__Stored items__:
--*--
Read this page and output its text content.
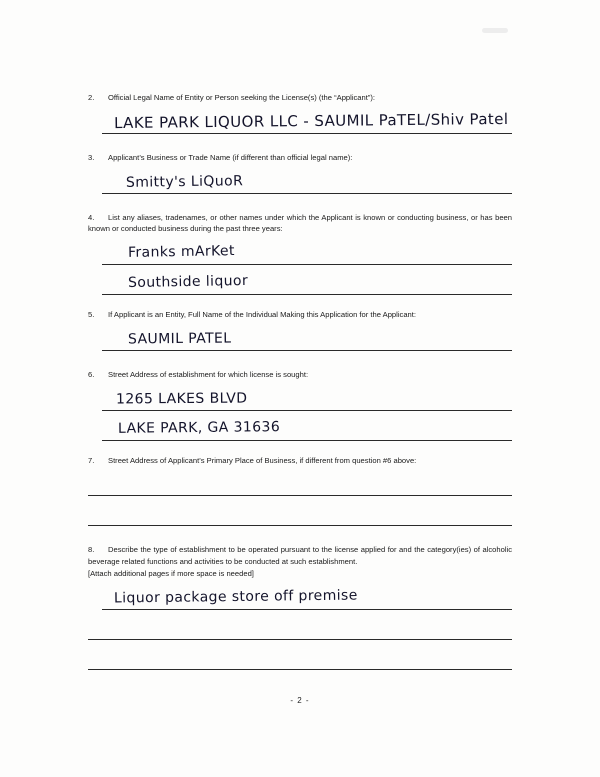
2. Official Legal Name of Entity or Person seeking the License(s) (the “Applicant”):
LAKE PARK LIQUOR LLC - SAUMIL PaTEL/Shiv Patel
3. Applicant’s Business or Trade Name (if different than official legal name):
Smitty's LiQuoR
4. List any aliases, tradenames, or other names under which the Applicant is known or conducting business, or has been known or conducted business during the past three years:
Franks mArKet
Southside liquor
5. If Applicant is an Entity, Full Name of the Individual Making this Application for the Applicant:
SAUMIL PATEL
6. Street Address of establishment for which license is sought:
1265 LAKES BLVD
LAKE PARK, GA 31636
7. Street Address of Applicant’s Primary Place of Business, if different from question #6 above:
8. Describe the type of establishment to be operated pursuant to the license applied for and the category(ies) of alcoholic beverage related functions and activities to be conducted at such establishment.
[Attach additional pages if more space is needed]
Liquor package store off premise
- 2 -
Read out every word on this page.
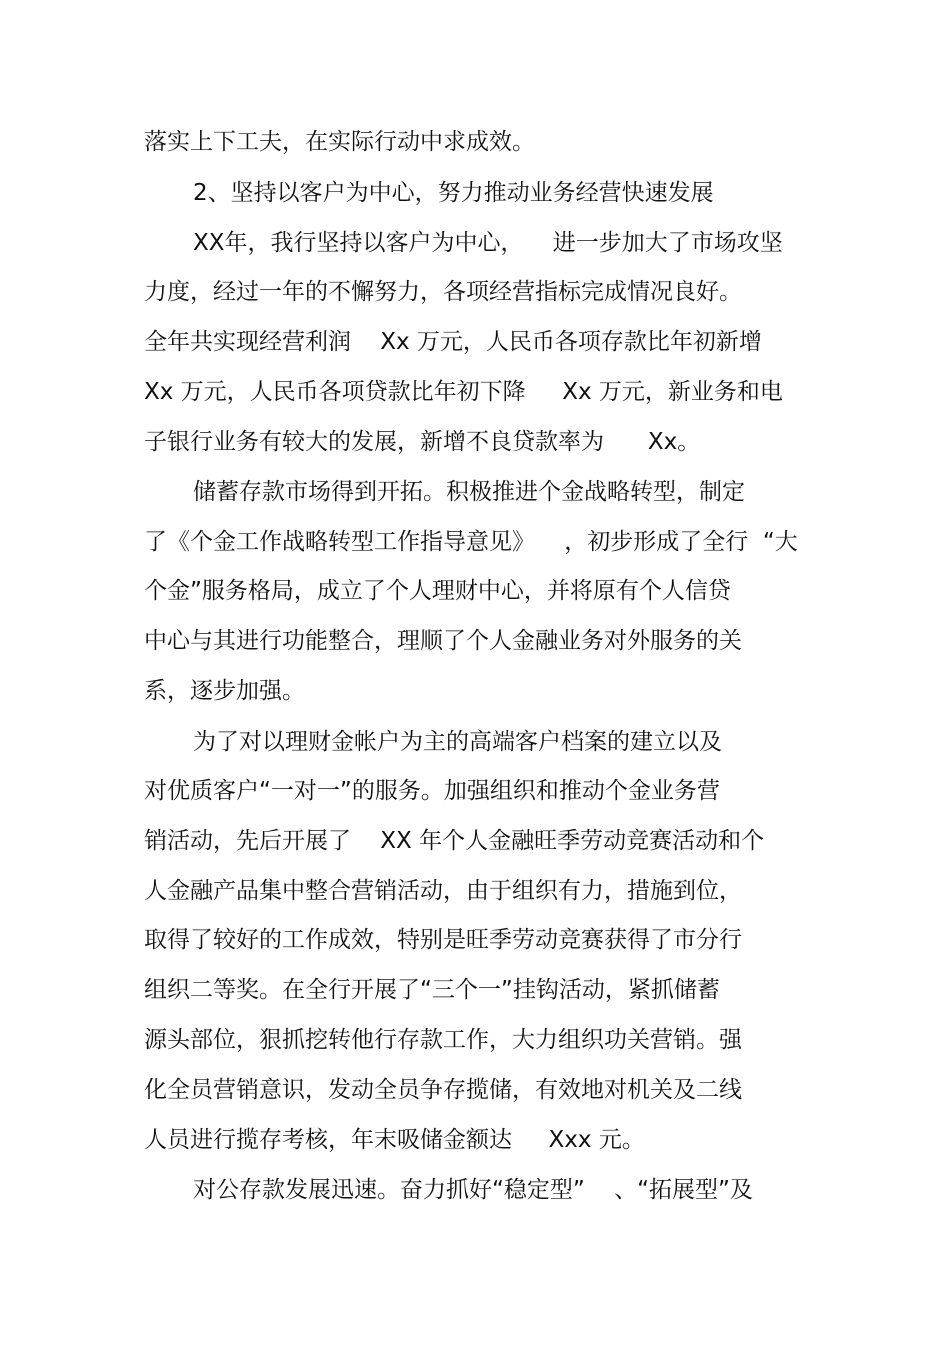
落实上下工夫，在实际行动中求成效。
2、坚持以客户为中心，努力推动业务经营快速发展
XX年，我行坚持以客户为中心，    进一步加大了市场攻坚
力度，经过一年的不懈努力，各项经营指标完成情况良好。
全年共实现经营利润    Xx 万元，人民币各项存款比年初新增
Xx 万元，人民币各项贷款比年初下降     Xx 万元，新业务和电
子银行业务有较大的发展，新增不良贷款率为      Xx。
储蓄存款市场得到开拓。积极推进个金战略转型，制定
了《个金工作战略转型工作指导意见》    ，初步形成了全行  “大
个金”服务格局，成立了个人理财中心，并将原有个人信贷
中心与其进行功能整合，理顺了个人金融业务对外服务的关
系，逐步加强。
为了对以理财金帐户为主的高端客户档案的建立以及
对优质客户“一对一”的服务。加强组织和推动个金业务营
销活动，先后开展了    XX 年个人金融旺季劳动竞赛活动和个
人金融产品集中整合营销活动，由于组织有力，措施到位，
取得了较好的工作成效，特别是旺季劳动竞赛获得了市分行
组织二等奖。在全行开展了“三个一”挂钩活动，紧抓储蓄
源头部位，狠抓挖转他行存款工作，大力组织功关营销。强
化全员营销意识，发动全员争存揽储，有效地对机关及二线
人员进行揽存考核，年末吸储金额达     Xxx 元。
对公存款发展迅速。奋力抓好“稳定型”    、“拓展型”及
--*--
__GOAL__:
Repeat each record exactly, with the pictures left out.

__ANSWER TO THIS EXERCISE__:
Read this page and output its text content.
2. Official Legal Name of Entity or Person seeking the License(s) (the “Applicant”):
LAKE PARK LIQUOR LLC - SAUMIL PaTEL/Shiv Patel
3. Applicant’s Business or Trade Name (if different than official legal name):
Smitty's LiQuoR
4. List any aliases, tradenames, or other names under which the Applicant is known or conducting business, or has been known or conducted business during the past three years:
Franks mArKet
Southside liquor
5. If Applicant is an Entity, Full Name of the Individual Making this Application for the Applicant:
SAUMIL PATEL
6. Street Address of establishment for which license is sought:
1265 LAKES BLVD
LAKE PARK, GA 31636
7. Street Address of Applicant’s Primary Place of Business, if different from question #6 above:
8. Describe the type of establishment to be operated pursuant to the license applied for and the category(ies) of alcoholic beverage related functions and activities to be conducted at such establishment.
[Attach additional pages if more space is needed]
Liquor package store off premise
- 2 -
Read out every word on this page.
落实上下工夫，在实际行动中求成效。
2、坚持以客户为中心，努力推动业务经营快速发展
XX年，我行坚持以客户为中心，    进一步加大了市场攻坚
力度，经过一年的不懈努力，各项经营指标完成情况良好。
全年共实现经营利润    Xx 万元，人民币各项存款比年初新增
Xx 万元，人民币各项贷款比年初下降     Xx 万元，新业务和电
子银行业务有较大的发展，新增不良贷款率为      Xx。
储蓄存款市场得到开拓。积极推进个金战略转型，制定
了《个金工作战略转型工作指导意见》    ，初步形成了全行  “大
个金”服务格局，成立了个人理财中心，并将原有个人信贷
中心与其进行功能整合，理顺了个人金融业务对外服务的关
系，逐步加强。
为了对以理财金帐户为主的高端客户档案的建立以及
对优质客户“一对一”的服务。加强组织和推动个金业务营
销活动，先后开展了    XX 年个人金融旺季劳动竞赛活动和个
人金融产品集中整合营销活动，由于组织有力，措施到位，
取得了较好的工作成效，特别是旺季劳动竞赛获得了市分行
组织二等奖。在全行开展了“三个一”挂钩活动，紧抓储蓄
源头部位，狠抓挖转他行存款工作，大力组织功关营销。强
化全员营销意识，发动全员争存揽储，有效地对机关及二线
人员进行揽存考核，年末吸储金额达     Xxx 元。
对公存款发展迅速。奋力抓好“稳定型”    、“拓展型”及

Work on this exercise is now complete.